- _CHALLENGE A_:
In the records, rewrite the part that opens with the line containing "Extract all elements" and closes with the line containing "page-title: Cử chỉ", changing "chevron-right-icon" to "arrow-icon" and leaving everything else untouched. Omit the picture from your answer.

- _TEXT PROVIDED_:
--*--
Zeus Daemon
Intel RAPL and GPU power configuration (power limit, locked clocks, persistence mode) are privileged operations: root on Linux, admin elevation on Windows. Granting an entire ML application that level of system privilege is too much. So zeusd runs in privileged mode and exposes a limited, scoped HTTP API to unprivileged applications. Written in Rust, so going through the daemon adds only microseconds of overhead.
Reach for zeusd when you need privilege isolation for GPU configuration, CPU/DRAM energy from unprivileged code, or distributed power monitoring across nodes. For a local privileged process, ZeusMonitor talks to NVML directly.
Platform support
- Linux: UDS default. All API groups work (NVML + RAPL).
- Windows: named pipe default. NVML only --
cpu-readis rejected at startup since RAPL is Linux-only. Python clients must use--mode tcp(nohttpxtransport for named pipes yet).
Install
cargo install zeusd
Linux deployments: see zeusd/packaging/systemd/ for a hardened systemd unit.
Running it
# Linux (UDS, default)
--*--
- _CHALLENGE B_:
Which GPU power configuration settings does the Zeus Daemon page name as privileged operations?

- _SUPPLIED INFORMATION_:
--*--
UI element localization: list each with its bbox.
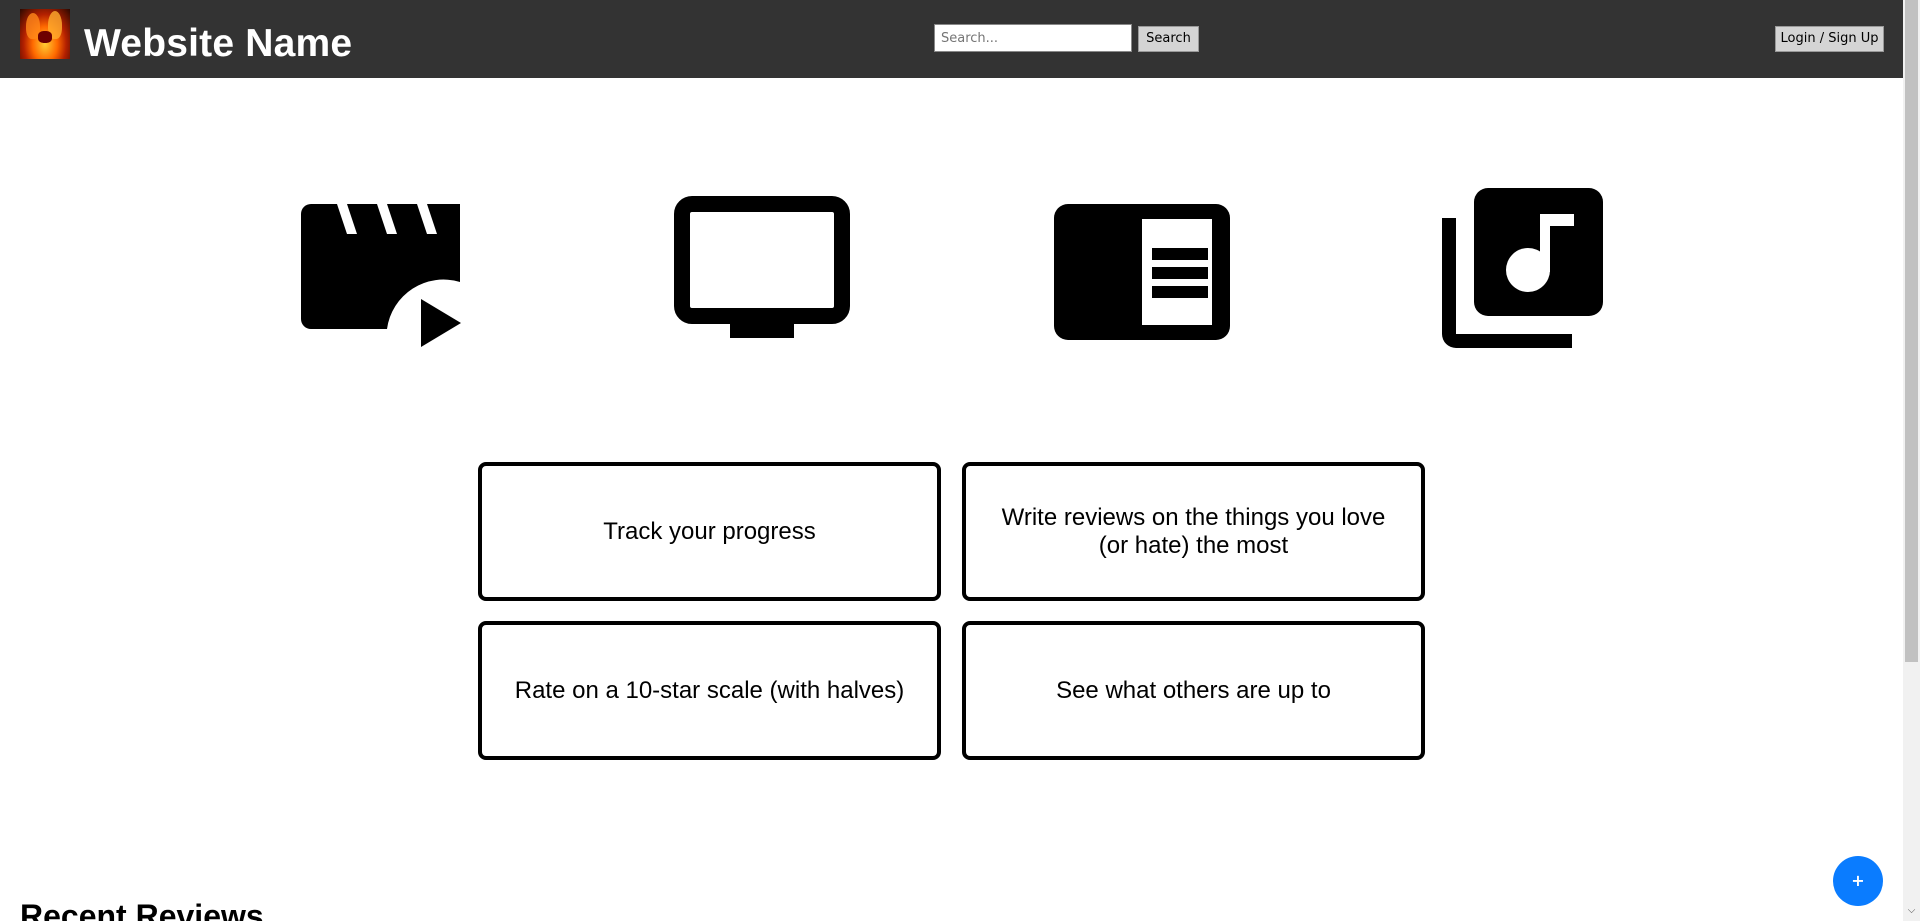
--*--
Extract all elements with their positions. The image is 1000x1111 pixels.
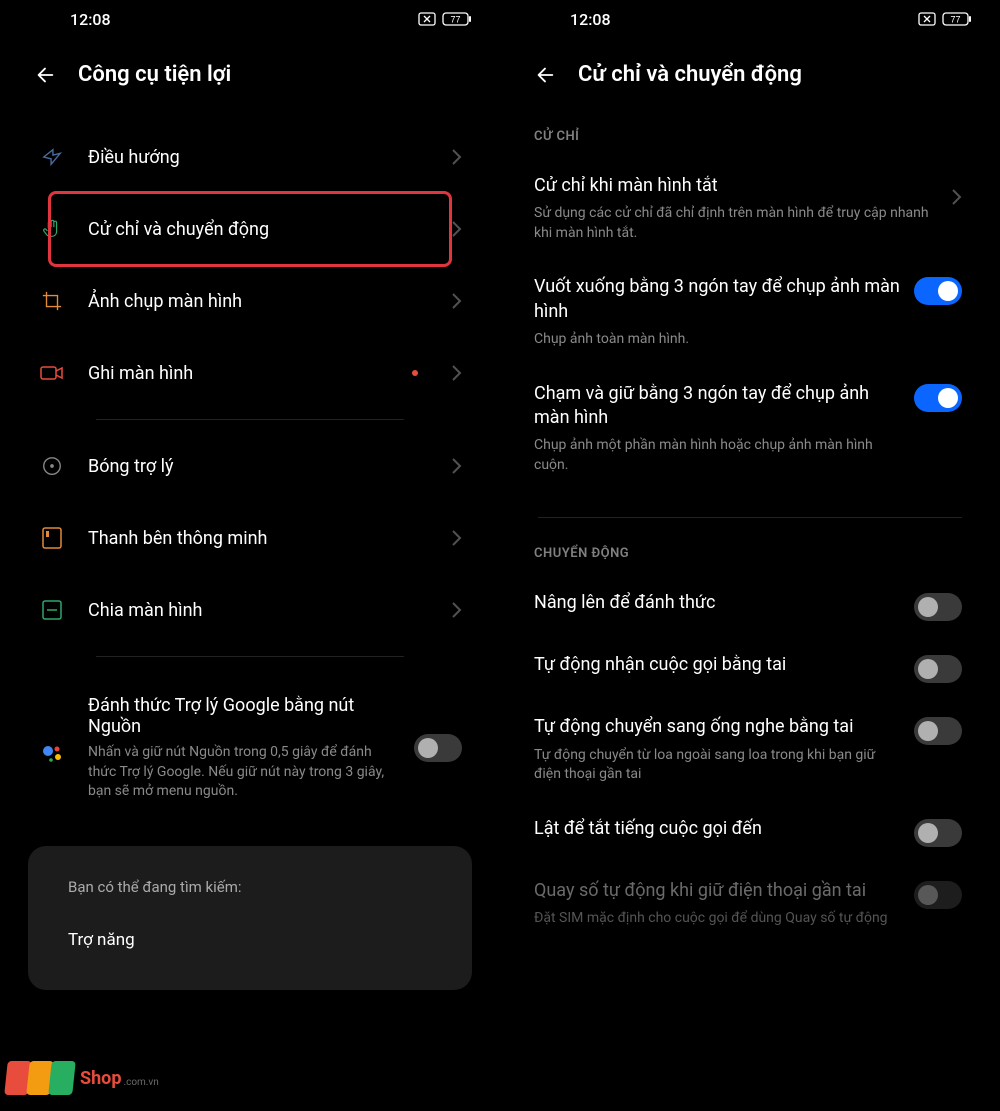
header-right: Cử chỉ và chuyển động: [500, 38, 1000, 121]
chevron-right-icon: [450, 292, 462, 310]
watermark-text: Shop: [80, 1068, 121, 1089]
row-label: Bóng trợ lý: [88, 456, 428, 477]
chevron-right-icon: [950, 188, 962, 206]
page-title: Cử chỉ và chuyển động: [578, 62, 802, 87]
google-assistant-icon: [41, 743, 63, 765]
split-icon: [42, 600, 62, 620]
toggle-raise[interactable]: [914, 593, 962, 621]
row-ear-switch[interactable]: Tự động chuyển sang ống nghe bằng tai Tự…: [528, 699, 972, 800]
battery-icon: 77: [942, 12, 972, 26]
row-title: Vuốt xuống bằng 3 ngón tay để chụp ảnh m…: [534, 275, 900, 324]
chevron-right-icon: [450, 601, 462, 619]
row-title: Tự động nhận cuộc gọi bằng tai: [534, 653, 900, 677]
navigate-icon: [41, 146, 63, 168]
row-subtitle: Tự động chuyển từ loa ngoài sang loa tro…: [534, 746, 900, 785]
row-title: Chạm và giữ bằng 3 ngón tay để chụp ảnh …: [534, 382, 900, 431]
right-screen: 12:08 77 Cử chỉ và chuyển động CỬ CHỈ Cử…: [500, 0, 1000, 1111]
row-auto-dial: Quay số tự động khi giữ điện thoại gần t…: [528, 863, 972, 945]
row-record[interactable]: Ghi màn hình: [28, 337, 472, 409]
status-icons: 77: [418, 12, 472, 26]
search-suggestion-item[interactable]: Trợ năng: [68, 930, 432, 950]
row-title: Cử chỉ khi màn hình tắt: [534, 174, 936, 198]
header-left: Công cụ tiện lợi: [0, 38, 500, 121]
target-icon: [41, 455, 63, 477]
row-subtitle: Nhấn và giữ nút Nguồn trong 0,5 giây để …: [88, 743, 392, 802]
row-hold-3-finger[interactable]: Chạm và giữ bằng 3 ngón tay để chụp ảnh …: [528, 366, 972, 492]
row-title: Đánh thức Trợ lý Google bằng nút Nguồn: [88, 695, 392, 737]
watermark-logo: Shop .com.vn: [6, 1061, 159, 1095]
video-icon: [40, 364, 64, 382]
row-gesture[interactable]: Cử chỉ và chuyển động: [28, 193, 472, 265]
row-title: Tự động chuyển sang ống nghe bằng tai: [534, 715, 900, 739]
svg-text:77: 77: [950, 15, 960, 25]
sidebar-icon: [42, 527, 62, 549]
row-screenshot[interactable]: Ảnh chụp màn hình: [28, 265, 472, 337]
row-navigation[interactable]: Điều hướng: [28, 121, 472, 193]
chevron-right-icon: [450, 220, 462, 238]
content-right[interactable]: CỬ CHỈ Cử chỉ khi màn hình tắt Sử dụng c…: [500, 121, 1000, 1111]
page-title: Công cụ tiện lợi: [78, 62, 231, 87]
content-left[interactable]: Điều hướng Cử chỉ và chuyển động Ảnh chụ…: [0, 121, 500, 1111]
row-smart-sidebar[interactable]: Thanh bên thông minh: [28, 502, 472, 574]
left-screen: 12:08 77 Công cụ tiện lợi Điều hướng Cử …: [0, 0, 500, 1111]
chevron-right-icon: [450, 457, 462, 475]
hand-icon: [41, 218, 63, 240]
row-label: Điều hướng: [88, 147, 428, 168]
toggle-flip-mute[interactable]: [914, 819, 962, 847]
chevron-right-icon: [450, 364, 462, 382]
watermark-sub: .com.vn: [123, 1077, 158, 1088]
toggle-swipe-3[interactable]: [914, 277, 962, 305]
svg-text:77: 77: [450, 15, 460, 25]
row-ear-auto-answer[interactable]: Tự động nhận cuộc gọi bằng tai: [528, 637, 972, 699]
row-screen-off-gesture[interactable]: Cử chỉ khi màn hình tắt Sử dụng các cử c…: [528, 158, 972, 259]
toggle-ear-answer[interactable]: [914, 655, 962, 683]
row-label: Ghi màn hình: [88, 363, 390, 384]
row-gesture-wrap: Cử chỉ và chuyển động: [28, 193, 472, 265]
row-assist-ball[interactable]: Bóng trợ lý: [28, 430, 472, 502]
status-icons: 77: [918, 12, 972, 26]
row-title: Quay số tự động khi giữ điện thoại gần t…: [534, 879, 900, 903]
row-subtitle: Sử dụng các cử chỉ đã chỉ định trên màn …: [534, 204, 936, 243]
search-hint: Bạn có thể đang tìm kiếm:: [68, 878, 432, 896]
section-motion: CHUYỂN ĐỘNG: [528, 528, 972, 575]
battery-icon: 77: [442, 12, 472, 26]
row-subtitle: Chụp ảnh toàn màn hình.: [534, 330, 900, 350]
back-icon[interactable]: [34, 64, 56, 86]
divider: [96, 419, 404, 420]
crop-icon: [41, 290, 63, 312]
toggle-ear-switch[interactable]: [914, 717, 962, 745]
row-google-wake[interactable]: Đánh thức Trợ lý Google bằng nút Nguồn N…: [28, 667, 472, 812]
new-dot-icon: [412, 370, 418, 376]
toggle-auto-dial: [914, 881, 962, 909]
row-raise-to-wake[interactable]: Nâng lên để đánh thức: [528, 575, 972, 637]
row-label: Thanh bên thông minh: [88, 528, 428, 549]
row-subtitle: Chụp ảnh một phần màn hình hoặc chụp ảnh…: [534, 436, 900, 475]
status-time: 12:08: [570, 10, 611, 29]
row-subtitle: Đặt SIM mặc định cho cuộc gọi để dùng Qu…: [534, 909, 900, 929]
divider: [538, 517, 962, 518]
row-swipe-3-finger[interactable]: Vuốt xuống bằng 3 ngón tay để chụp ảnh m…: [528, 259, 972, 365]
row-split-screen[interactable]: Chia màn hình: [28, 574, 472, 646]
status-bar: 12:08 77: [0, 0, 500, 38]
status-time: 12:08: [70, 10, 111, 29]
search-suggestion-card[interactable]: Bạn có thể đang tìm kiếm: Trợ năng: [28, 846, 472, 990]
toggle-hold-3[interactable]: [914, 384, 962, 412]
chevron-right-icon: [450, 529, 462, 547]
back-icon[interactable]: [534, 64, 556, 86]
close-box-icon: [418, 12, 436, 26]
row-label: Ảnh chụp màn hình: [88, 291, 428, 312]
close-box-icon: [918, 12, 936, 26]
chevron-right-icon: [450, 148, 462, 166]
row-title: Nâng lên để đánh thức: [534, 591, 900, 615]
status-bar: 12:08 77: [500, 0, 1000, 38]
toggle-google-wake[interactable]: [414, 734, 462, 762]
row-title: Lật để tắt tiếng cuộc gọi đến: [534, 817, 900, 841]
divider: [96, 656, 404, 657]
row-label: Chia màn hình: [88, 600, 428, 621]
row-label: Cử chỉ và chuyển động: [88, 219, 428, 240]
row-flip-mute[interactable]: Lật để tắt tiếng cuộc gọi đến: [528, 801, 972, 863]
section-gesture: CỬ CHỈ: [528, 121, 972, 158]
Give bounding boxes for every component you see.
--*--
- _EXERCISE OUTPUT A_:
Extract all elements with their positions. The image is 1000x1111 pixels.
header-right: Cử chỉ và chuyển động: [500, 38, 1000, 121]
arrow-icon: [450, 292, 462, 310]
watermark-text: Shop: [80, 1068, 121, 1089]
row-label: Bóng trợ lý: [88, 456, 428, 477]
arrow-icon: [950, 188, 962, 206]
page-title: Cử chỉ và chuyển động: [578, 62, 802, 87]

- _EXERCISE OUTPUT B_:
- power limit
- locked clocks
- persistence mode